SOURCE TEXT>
-=-=-=-=-

A high-performance Rust library for working with Parquet files and S3 storage, built on Apache Arrow. Prestige provides a complete toolkit for streaming data to/from Parquet format with automatic batching, file rotation, and S3 integration — plus optional Apache Iceberg table format support for catalog-managed lakehouse workloads.
Side note: the name "Prestige" is a reference to the "PrestoDB" query engine (since rebranded "Trino") for providing a relational SQL interface to columnar data files, including Parquet, in S3-compatible block storage.
- Type-safe Parquet I/O: Derive macros for automatic schema generation and serialization
- Streaming Architecture: Process large datasets without loading everything into memory
- Automatic File Rotation: Configure rotation based on row count, byte size, or time intervals
- S3 Integration: Native support for reading from and writing to S3
- Crash Recovery: Automatic recovery and cleanup of incomplete files
- File Monitoring: Poll S3 buckets for new files with configurable lookback
- Batching & Buffering: Configurable batch sizes for optimal performance
- Metrics Support: Built-in metrics via
metricsoropentelemetrycrates - Apache Iceberg: Catalog-managed tables with streaming writes, incremental reads, time travel, and automatic compaction
Prestige is organized into several key components:
A managed actor that writes Rust types to Parquet files with automatic batching and rotation.
use prestige::ParquetSinkBuilder;
#[prestige::prestige_schema]
#[derive(Debug, Clone)]
struct SensorData {
timestamp: u64,
sensor_id: String,
temperature: f32,
}
// Create a sink with file rotation
let (client, sink) = ParquetSinkBuilder::<SensorData>::new(
"sensor_data",
output_dir,
file_upload,
"sensor_metrics",
)
.batch_size(1000) // Buffer 1000 records before writing
.max_rows(100_000) // Rotate after 100k rows
.rotation_interval(3600) // Or rotate every hour
.auto_commit(true) // Auto-upload completed files
.create()
.await?;
// Write records
client.write(sensor_data, &[]).await?;
// Commit to finalize and get file manifest
let manifest = client.commit().await?;Stream Parquet files from local filesystem or S3 as Arrow RecordBatch.

-=-=-=-=-

RECORDS SHOWN>
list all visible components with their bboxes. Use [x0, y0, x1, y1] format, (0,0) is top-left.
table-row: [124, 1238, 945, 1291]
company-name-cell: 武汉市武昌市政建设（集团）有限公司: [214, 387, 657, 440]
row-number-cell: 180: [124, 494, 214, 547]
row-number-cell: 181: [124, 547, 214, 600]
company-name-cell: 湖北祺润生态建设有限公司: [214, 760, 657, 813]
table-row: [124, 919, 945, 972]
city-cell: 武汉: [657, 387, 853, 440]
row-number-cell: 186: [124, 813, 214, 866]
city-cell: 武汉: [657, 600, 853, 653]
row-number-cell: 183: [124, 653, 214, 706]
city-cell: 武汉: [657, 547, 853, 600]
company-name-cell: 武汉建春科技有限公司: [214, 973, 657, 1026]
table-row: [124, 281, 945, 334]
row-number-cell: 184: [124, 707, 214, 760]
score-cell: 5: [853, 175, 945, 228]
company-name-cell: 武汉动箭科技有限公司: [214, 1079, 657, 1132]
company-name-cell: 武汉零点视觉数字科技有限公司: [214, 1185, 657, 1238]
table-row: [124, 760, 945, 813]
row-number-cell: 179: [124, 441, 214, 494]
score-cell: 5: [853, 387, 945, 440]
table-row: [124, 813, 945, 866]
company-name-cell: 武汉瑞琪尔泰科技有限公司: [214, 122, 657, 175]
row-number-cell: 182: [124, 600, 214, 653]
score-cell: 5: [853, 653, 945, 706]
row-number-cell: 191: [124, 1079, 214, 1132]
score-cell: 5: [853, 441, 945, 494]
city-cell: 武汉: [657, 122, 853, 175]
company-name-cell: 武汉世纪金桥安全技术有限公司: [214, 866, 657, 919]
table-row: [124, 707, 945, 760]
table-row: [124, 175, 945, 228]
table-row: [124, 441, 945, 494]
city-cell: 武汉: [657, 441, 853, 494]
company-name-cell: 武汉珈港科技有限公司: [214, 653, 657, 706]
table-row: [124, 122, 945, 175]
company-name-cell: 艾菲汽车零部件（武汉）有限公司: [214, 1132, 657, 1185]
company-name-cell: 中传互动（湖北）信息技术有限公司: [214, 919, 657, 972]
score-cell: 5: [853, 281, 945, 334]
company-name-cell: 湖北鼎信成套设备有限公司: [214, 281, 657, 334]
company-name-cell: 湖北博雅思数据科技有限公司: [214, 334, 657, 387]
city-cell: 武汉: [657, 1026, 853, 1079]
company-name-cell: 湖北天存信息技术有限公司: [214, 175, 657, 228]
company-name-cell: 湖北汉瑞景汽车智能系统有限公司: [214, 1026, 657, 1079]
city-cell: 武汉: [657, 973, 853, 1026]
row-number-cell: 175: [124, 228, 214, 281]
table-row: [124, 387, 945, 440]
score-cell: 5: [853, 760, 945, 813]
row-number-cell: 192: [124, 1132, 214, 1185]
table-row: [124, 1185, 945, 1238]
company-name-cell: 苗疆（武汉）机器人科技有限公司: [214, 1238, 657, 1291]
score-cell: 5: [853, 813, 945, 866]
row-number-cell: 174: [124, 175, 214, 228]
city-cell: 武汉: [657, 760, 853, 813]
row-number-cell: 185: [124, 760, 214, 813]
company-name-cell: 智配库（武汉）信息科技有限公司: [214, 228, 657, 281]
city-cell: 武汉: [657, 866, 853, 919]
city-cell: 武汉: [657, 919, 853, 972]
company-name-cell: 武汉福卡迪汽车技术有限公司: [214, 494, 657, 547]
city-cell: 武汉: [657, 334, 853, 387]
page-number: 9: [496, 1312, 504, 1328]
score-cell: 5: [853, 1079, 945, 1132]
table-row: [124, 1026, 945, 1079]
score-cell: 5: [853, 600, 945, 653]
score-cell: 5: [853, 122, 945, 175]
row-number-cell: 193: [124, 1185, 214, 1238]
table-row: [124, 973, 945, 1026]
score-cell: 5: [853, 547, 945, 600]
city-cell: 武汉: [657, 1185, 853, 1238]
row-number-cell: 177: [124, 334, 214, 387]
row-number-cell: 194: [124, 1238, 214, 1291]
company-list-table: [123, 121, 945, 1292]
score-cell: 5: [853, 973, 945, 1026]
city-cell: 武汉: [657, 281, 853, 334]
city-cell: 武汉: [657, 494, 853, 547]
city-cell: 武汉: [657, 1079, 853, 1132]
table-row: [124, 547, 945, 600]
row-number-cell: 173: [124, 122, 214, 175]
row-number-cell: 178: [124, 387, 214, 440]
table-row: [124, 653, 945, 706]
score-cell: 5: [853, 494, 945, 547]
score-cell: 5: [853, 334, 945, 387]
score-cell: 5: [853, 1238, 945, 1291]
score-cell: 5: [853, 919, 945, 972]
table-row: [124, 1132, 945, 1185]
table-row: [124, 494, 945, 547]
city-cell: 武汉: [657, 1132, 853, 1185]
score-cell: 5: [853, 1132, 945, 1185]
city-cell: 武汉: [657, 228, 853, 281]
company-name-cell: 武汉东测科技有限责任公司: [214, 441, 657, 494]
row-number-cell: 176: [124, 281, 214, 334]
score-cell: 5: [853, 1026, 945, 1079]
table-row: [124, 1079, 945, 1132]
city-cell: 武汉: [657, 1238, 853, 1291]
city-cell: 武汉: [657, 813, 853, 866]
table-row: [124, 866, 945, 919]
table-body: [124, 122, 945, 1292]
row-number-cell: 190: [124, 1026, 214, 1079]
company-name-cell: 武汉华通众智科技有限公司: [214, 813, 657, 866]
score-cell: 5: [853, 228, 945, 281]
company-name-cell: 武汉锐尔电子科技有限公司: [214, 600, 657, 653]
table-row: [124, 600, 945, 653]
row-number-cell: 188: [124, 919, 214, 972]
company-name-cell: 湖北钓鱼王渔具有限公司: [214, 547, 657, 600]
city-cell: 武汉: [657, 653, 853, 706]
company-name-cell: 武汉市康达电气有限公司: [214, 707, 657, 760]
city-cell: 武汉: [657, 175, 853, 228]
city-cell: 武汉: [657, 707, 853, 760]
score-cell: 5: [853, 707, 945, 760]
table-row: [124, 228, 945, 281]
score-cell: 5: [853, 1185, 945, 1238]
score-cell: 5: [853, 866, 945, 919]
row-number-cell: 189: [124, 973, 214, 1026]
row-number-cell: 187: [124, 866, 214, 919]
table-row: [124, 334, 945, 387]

-=-=-=-=-

STATED PROBLEM> Continue the overview of the Prestige Rust library from the point where it stops.

RESPONSE FOR THIS EXERCISE>
use prestige::file_source;
use futures::StreamExt;
// Read from local files
let paths = vec!["data/file1.parquet", "data/file2.parquet"];
let mut stream = file_source::source(paths, None, None);
while let Some(batch) = stream.next().await {
let batch = batch?;
// Process RecordBatch
}
// Read from S3
let client = prestige::new_client(None, None, None, None).await;
let metas = prestige::list_files(&client, "my-bucket", "sensor_data/", None, None);
let mut stream = file_source::source_s3_files(&client, "my-bucket", metas, None, None);Managed service for uploading files to S3 with automatic retries and metrics.
use prestige::FileUpload;
let client = prestige::new_client(None, None, None, None).await;
let (uploader, server) = FileUpload::new(client, "my-bucket".to_string()).await;
// Upload returns immediately, actual upload happens in background
uploader.upload(file_path).await?;Monitor S3 buckets for new files with configurable polling intervals and state tracking.
use prestige::{FilePollerConfigBuilder, LookbackBehavior};
use chrono::Duration;
let config = FilePollerConfigBuilder::default()
.bucket("my-bucket".to_string())
.file_type("sensor_data/".to_string())
.poll_interval(Duration::seconds(60))
.lookback(LookbackBehavior::from_duration(Duration::hours(24)))
.build()?;
let (poller, mut file_stream) = FilePollerServer::new(config, state_store).await?;
// Receive new files as they appear
while let Some(file_meta) = file_stream.recv().await {
println!("New file: {}", file_meta.key);
}The #[prestige::prestige_schema] attribute macro automatically generates all necessary schema and serialization code. It also auto-injects Serialize and Deserialize derives if not already present.
#[prestige::prestige_schema]
#[derive(Debug, Clone)]
struct MyData {
id: u64,
name: String,
value: f64,
optional_field: Option<i32>,
raw_bytes: [u8; 16], // Default: List(UInt8) — structural representation
#[prestige(as_binary)]
binary_data: [u8; 16], // Opt-in: FixedSizeBinary(16)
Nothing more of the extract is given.